Exercise brief:
Return every line below in which "years" appears.

Data records:
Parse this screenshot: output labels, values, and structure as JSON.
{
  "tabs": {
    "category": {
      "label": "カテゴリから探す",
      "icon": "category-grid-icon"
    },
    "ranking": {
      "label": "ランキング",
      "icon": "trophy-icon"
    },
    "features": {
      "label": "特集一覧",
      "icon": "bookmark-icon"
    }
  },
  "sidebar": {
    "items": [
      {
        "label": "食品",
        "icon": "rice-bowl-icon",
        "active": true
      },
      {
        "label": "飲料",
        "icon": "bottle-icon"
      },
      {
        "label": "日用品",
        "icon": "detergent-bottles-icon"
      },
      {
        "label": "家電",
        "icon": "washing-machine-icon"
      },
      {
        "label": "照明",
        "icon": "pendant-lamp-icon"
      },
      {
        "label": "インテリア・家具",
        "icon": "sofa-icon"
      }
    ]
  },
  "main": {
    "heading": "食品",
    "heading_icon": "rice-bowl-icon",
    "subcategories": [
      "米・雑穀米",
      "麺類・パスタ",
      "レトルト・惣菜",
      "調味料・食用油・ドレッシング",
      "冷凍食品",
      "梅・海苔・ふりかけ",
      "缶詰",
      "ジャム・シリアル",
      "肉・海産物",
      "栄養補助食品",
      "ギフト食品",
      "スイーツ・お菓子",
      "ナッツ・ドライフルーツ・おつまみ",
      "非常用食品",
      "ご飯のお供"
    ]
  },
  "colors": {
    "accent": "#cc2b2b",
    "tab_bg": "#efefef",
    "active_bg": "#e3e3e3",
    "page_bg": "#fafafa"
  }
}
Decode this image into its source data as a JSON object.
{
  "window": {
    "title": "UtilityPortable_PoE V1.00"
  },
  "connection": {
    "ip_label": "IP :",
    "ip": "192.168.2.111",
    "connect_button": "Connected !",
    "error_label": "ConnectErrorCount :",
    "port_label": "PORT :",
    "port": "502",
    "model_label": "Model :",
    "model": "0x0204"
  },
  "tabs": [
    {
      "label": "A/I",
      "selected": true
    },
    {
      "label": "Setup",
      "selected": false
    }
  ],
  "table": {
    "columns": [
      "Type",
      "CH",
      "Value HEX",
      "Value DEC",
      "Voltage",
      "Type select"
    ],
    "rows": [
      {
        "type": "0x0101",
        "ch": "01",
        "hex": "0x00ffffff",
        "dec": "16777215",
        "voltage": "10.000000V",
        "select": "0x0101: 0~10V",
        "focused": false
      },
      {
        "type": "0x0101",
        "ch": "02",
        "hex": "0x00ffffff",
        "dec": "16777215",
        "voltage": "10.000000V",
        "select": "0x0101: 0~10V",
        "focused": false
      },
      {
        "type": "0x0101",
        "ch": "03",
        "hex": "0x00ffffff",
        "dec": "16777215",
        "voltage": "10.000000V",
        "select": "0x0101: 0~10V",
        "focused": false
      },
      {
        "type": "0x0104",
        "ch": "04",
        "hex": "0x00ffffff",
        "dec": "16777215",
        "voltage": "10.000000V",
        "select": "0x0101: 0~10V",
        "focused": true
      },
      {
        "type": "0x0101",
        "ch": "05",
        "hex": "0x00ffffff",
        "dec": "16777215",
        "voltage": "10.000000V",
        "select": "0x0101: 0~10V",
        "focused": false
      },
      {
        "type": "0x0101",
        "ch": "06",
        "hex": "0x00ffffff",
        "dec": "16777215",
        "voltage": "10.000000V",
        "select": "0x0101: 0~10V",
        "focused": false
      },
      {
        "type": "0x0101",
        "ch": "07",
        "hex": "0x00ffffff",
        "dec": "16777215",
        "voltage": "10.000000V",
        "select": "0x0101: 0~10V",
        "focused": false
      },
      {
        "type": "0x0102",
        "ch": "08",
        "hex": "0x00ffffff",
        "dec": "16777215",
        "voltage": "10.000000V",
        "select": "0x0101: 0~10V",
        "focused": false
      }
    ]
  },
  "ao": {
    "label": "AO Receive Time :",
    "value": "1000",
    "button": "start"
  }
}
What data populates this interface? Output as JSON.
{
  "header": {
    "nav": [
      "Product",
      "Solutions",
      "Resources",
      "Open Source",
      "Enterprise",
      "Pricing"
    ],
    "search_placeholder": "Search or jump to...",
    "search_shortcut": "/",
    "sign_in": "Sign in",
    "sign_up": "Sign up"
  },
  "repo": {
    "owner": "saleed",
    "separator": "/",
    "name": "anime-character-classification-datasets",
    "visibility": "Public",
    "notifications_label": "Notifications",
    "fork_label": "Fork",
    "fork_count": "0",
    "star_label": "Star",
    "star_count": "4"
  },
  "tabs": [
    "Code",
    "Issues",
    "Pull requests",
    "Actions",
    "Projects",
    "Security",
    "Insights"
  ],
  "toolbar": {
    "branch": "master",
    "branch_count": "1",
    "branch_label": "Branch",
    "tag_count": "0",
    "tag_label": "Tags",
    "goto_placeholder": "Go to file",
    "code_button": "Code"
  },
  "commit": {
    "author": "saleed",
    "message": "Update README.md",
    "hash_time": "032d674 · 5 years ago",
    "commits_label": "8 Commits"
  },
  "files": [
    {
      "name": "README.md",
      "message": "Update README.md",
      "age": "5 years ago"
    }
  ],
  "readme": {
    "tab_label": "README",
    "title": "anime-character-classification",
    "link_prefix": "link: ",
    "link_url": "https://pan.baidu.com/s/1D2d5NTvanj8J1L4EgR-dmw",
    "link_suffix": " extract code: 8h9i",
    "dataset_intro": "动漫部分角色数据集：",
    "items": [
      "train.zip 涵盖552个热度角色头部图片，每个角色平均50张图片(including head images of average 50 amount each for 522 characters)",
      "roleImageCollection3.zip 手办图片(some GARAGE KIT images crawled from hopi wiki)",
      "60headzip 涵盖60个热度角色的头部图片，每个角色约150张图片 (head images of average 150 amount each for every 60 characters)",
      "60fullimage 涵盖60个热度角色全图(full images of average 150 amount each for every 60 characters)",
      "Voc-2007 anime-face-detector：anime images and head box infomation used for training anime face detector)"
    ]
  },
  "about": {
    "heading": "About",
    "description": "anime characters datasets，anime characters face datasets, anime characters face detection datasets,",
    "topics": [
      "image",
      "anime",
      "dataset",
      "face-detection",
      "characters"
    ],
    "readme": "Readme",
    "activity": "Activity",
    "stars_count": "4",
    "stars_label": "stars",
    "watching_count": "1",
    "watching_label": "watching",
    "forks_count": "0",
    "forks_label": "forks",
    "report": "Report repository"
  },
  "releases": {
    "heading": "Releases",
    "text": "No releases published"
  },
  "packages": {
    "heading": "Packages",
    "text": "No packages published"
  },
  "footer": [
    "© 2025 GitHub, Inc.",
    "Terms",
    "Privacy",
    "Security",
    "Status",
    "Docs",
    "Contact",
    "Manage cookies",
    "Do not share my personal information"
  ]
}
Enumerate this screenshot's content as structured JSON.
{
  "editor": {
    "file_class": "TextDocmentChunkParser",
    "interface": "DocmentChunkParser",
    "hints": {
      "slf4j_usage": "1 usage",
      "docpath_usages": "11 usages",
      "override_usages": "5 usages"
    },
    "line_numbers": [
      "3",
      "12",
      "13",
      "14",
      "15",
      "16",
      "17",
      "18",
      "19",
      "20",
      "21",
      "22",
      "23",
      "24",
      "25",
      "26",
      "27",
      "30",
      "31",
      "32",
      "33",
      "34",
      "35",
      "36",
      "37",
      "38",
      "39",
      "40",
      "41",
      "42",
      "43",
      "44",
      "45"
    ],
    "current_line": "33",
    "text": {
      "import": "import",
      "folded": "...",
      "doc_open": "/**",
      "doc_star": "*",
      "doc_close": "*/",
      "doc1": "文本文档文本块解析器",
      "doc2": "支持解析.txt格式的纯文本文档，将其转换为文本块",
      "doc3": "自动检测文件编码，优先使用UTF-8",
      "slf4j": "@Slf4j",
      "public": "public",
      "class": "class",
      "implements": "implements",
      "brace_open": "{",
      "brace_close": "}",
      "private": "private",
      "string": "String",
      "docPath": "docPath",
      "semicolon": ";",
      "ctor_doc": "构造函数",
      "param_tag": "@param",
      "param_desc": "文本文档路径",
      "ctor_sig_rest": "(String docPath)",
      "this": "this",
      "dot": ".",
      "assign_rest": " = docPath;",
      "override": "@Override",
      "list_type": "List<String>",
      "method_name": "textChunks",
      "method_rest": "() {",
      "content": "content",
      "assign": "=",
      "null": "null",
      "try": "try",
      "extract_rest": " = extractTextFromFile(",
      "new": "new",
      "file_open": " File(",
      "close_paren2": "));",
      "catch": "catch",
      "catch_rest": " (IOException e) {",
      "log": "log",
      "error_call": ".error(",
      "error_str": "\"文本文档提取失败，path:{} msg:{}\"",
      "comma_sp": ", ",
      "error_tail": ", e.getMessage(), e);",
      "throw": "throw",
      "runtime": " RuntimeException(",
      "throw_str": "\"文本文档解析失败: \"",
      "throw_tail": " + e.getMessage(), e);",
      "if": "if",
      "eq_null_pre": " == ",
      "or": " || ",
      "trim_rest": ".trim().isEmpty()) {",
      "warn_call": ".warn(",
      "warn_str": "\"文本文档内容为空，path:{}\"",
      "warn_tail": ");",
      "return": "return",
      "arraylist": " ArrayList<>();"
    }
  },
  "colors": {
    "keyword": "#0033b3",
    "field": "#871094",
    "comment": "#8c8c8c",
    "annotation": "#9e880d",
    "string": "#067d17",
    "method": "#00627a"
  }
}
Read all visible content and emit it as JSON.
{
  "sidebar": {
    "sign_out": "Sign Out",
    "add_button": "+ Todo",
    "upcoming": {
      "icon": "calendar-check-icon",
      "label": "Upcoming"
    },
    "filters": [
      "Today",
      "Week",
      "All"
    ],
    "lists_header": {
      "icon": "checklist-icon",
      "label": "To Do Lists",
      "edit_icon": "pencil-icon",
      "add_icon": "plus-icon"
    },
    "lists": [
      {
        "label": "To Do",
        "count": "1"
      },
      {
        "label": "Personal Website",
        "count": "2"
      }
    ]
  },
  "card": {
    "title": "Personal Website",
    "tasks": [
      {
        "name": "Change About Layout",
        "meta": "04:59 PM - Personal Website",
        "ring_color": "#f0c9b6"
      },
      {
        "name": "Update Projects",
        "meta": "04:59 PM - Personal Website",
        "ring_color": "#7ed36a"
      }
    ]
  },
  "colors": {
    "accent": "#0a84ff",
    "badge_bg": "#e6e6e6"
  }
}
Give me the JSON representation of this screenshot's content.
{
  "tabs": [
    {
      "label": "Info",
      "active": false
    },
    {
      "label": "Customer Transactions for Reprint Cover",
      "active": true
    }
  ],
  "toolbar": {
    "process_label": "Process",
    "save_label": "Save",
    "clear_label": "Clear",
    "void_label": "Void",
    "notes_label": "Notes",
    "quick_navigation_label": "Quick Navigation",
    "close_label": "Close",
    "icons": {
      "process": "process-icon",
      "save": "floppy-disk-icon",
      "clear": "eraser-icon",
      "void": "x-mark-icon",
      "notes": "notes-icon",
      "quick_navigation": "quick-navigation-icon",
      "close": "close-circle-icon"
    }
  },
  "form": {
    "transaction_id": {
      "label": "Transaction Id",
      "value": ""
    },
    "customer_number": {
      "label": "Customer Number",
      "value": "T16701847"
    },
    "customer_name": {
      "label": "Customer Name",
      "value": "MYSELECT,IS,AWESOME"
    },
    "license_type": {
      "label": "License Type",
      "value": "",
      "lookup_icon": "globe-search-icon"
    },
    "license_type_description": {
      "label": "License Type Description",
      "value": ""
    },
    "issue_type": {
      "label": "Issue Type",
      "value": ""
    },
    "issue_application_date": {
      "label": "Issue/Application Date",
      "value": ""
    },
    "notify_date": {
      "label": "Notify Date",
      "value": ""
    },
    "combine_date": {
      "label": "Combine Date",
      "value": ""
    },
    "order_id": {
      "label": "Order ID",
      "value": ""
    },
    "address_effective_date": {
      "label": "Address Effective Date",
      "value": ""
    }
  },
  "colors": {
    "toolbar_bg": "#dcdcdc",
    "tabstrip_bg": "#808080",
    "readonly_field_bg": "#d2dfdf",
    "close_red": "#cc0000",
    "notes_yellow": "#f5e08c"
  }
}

The result:
    "hash_time": "032d674 · 5 years ago",
      "age": "5 years ago"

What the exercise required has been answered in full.